* _WHAT TO DO_
Make an exact copy of the data below, leaving out every picture.

* _ENTRIES_
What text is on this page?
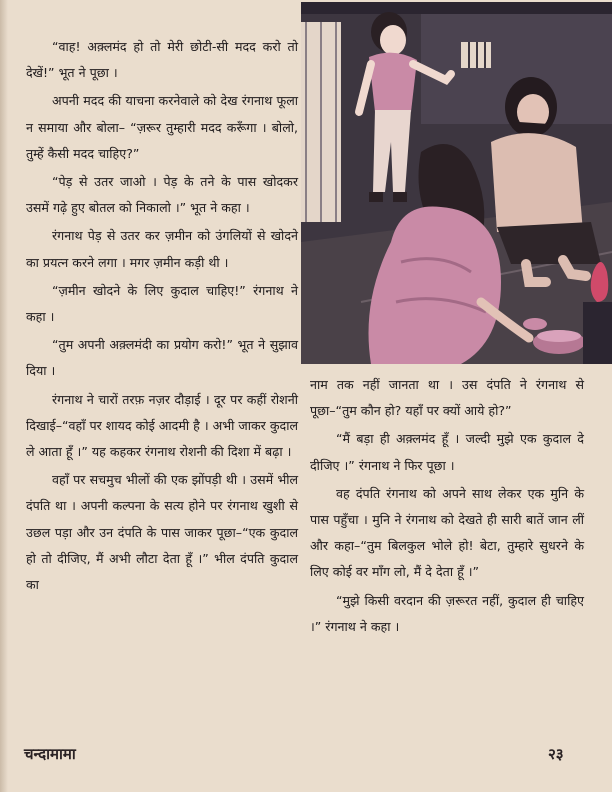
“वाह! अक़्लमंद हो तो मेरी छोटी-सी मदद करो तो देखें!” भूत ने पूछा ।

अपनी मदद की याचना करनेवाले को देख रंगनाथ फूला न समाया और बोला– “ज़रूर तुम्हारी मदद करूँगा । बोलो, तुम्हें कैसी मदद चाहिए?”

“पेड़ से उतर जाओ । पेड़ के तने के पास खोदकर उसमें गढ़े हुए बोतल को निकालो ।” भूत ने कहा ।

रंगनाथ पेड़ से उतर कर ज़मीन को उंगलियों से खोदने का प्रयत्न करने लगा । मगर ज़मीन कड़ी थी ।

“ज़मीन खोदने के लिए कुदाल चाहिए!” रंगनाथ ने कहा ।

“तुम अपनी अक़्लमंदी का प्रयोग करो!” भूत ने सुझाव दिया ।

रंगनाथ ने चारों तरफ़ नज़र दौड़ाई । दूर पर कहीं रोशनी दिखाई–“वहाँ पर शायद कोई आदमी है । अभी जाकर कुदाल ले आता हूँ ।” यह कहकर रंगनाथ रोशनी की दिशा में बढ़ा ।

वहाँ पर सचमुच भीलों की एक झोंपड़ी थी । उसमें भील दंपति था । अपनी कल्पना के सत्य होने पर रंगनाथ खुशी से उछल पड़ा और उन दंपति के पास जाकर पूछा–“एक कुदाल हो तो दीजिए, मैं अभी लौटा देता हूँ ।” भील दंपति कुदाल का

नाम तक नहीं जानता था । उस दंपति ने रंगनाथ से पूछा–“तुम कौन हो? यहाँ पर क्यों आये हो?”

“मैं बड़ा ही अक़्लमंद हूँ । जल्दी मुझे एक कुदाल दे दीजिए ।” रंगनाथ ने फिर पूछा ।

वह दंपति रंगनाथ को अपने साथ लेकर एक मुनि के पास पहुँचा । मुनि ने रंगनाथ को देखते ही सारी बातें जान लीं और कहा–“तुम बिलकुल भोले हो! बेटा, तुम्हारे सुधरने के लिए कोई वर माँग लो, मैं दे देता हूँ ।”

“मुझे किसी वरदान की ज़रूरत नहीं, कुदाल ही चाहिए ।” रंगनाथ ने कहा ।

चन्दामामा	२३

* _REPLY_
What text is on this page?
“वाह! अक़्लमंद हो तो मेरी छोटी-सी मदद करो तो देखें!” भूत ने पूछा ।

अपनी मदद की याचना करनेवाले को देख रंगनाथ फूला न समाया और बोला– “ज़रूर तुम्हारी मदद करूँगा । बोलो, तुम्हें कैसी मदद चाहिए?”

“पेड़ से उतर जाओ । पेड़ के तने के पास खोदकर उसमें गढ़े हुए बोतल को निकालो ।” भूत ने कहा ।

रंगनाथ पेड़ से उतर कर ज़मीन को उंगलियों से खोदने का प्रयत्न करने लगा । मगर ज़मीन कड़ी थी ।

“ज़मीन खोदने के लिए कुदाल चाहिए!” रंगनाथ ने कहा ।

“तुम अपनी अक़्लमंदी का प्रयोग करो!” भूत ने सुझाव दिया ।

रंगनाथ ने चारों तरफ़ नज़र दौड़ाई । दूर पर कहीं रोशनी दिखाई–“वहाँ पर शायद कोई आदमी है । अभी जाकर कुदाल ले आता हूँ ।” यह कहकर रंगनाथ रोशनी की दिशा में बढ़ा ।

वहाँ पर सचमुच भीलों की एक झोंपड़ी थी । उसमें भील दंपति था । अपनी कल्पना के सत्य होने पर रंगनाथ खुशी से उछल पड़ा और उन दंपति के पास जाकर पूछा–“एक कुदाल हो तो दीजिए, मैं अभी लौटा देता हूँ ।” भील दंपति कुदाल का

नाम तक नहीं जानता था । उस दंपति ने रंगनाथ से पूछा–“तुम कौन हो? यहाँ पर क्यों आये हो?”

“मैं बड़ा ही अक़्लमंद हूँ । जल्दी मुझे एक कुदाल दे दीजिए ।” रंगनाथ ने फिर पूछा ।

वह दंपति रंगनाथ को अपने साथ लेकर एक मुनि के पास पहुँचा । मुनि ने रंगनाथ को देखते ही सारी बातें जान लीं और कहा–“तुम बिलकुल भोले हो! बेटा, तुम्हारे सुधरने के लिए कोई वर माँग लो, मैं दे देता हूँ ।”

“मुझे किसी वरदान की ज़रूरत नहीं, कुदाल ही चाहिए ।” रंगनाथ ने कहा ।

चन्दामामा	२३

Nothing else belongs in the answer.